GOAL
Go through the material below and copy each line where the word "JSON" appears.

ENTRIES

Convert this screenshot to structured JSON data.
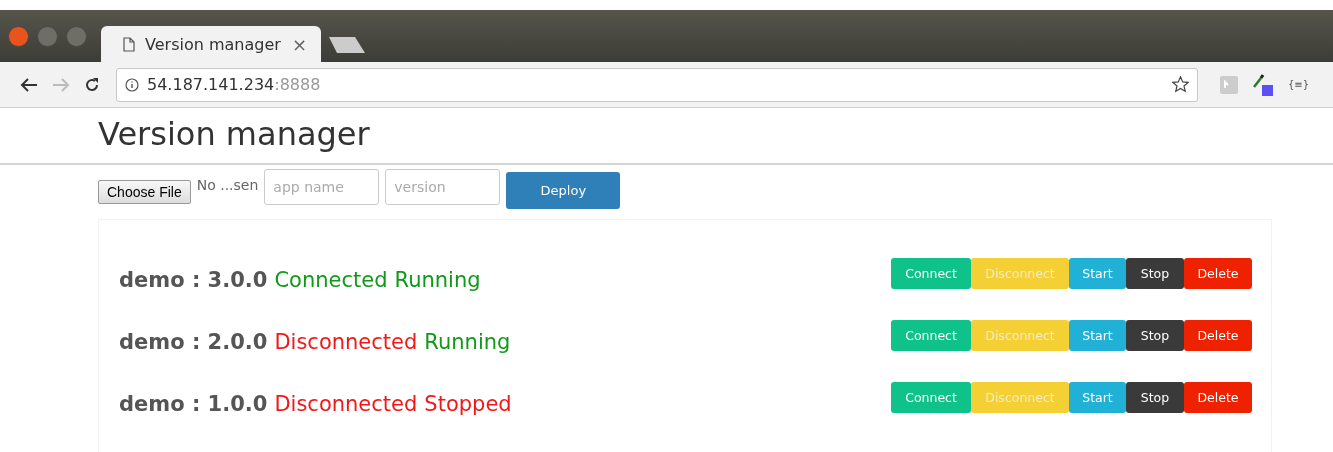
{
  "browser": {
    "tab_title": "Version manager",
    "tab_close": "×",
    "url_host": "54.187.141.234",
    "url_port": ":8888",
    "extension_label": "{≡}"
  },
  "page": {
    "title": "Version manager"
  },
  "form": {
    "file_button": "Choose File",
    "file_status": "No ...sen",
    "app_name_placeholder": "app name",
    "version_placeholder": "version",
    "deploy": "Deploy"
  },
  "versions": [
    {
      "label": "demo : 3.0.0",
      "status": [
        {
          "text": "Connected",
          "ok": true
        },
        {
          "text": "Running",
          "ok": true
        }
      ],
      "actions": [
        {
          "label": "Connect",
          "kind": "connect"
        },
        {
          "label": "Disconnect",
          "kind": "disconnect"
        },
        {
          "label": "Start",
          "kind": "start"
        },
        {
          "label": "Stop",
          "kind": "stop"
        },
        {
          "label": "Delete",
          "kind": "delete"
        }
      ]
    },
    {
      "label": "demo : 2.0.0",
      "status": [
        {
          "text": "Disconnected",
          "ok": false
        },
        {
          "text": "Running",
          "ok": true
        }
      ],
      "actions": [
        {
          "label": "Connect",
          "kind": "connect"
        },
        {
          "label": "Disconnect",
          "kind": "disconnect"
        },
        {
          "label": "Start",
          "kind": "start"
        },
        {
          "label": "Stop",
          "kind": "stop"
        },
        {
          "label": "Delete",
          "kind": "delete"
        }
      ]
    },
    {
      "label": "demo : 1.0.0",
      "status": [
        {
          "text": "Disconnected",
          "ok": false
        },
        {
          "text": "Stopped",
          "ok": false
        }
      ],
      "actions": [
        {
          "label": "Connect",
          "kind": "connect"
        },
        {
          "label": "Disconnect",
          "kind": "disconnect"
        },
        {
          "label": "Start",
          "kind": "start"
        },
        {
          "label": "Stop",
          "kind": "stop"
        },
        {
          "label": "Delete",
          "kind": "delete"
        }
      ]
    }
  ]
}
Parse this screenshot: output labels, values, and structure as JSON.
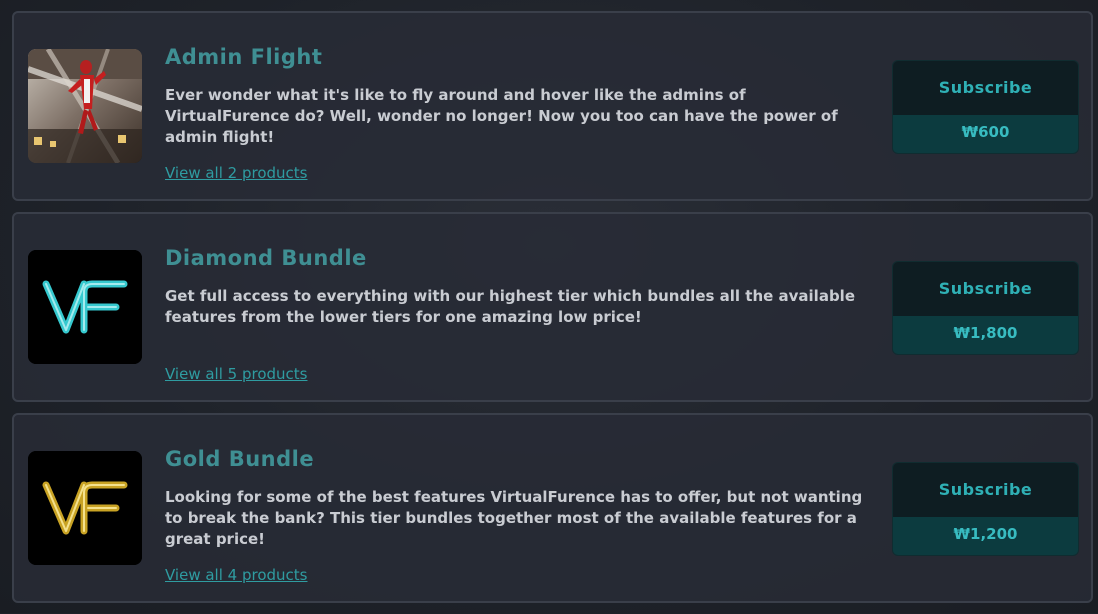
{
  "products": [
    {
      "title": "Admin Flight",
      "description": "Ever wonder what it's like to fly around and hover like the admins of VirtualFurence do? Well, wonder no longer! Now you too can have the power of admin flight!",
      "view_link": "View all 2 products",
      "subscribe_label": "Subscribe",
      "price": "₩600",
      "thumbnail": "avatar-flying-image"
    },
    {
      "title": "Diamond Bundle",
      "description": "Get full access to everything with our highest tier which bundles all the available features from the lower tiers for one amazing low price!",
      "view_link": "View all 5 products",
      "subscribe_label": "Subscribe",
      "price": "₩1,800",
      "thumbnail": "vf-diamond-logo",
      "accent": "#36c9cf"
    },
    {
      "title": "Gold Bundle",
      "description": "Looking for some of the best features VirtualFurence has to offer, but not wanting to break the bank? This tier bundles together most of the available features for a great price!",
      "view_link": "View all 4 products",
      "subscribe_label": "Subscribe",
      "price": "₩1,200",
      "thumbnail": "vf-gold-logo",
      "accent": "#d4b12a"
    }
  ],
  "colors": {
    "title": "#3f8f93",
    "link": "#2f9ca1",
    "subscribe_bg": "#0e1d22",
    "price_bg": "#0c3b3f"
  }
}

EXERCISE SOLUTION
Convert this screenshot to structured JSON data.
Parse this screenshot: output labels, values, and structure as JSON.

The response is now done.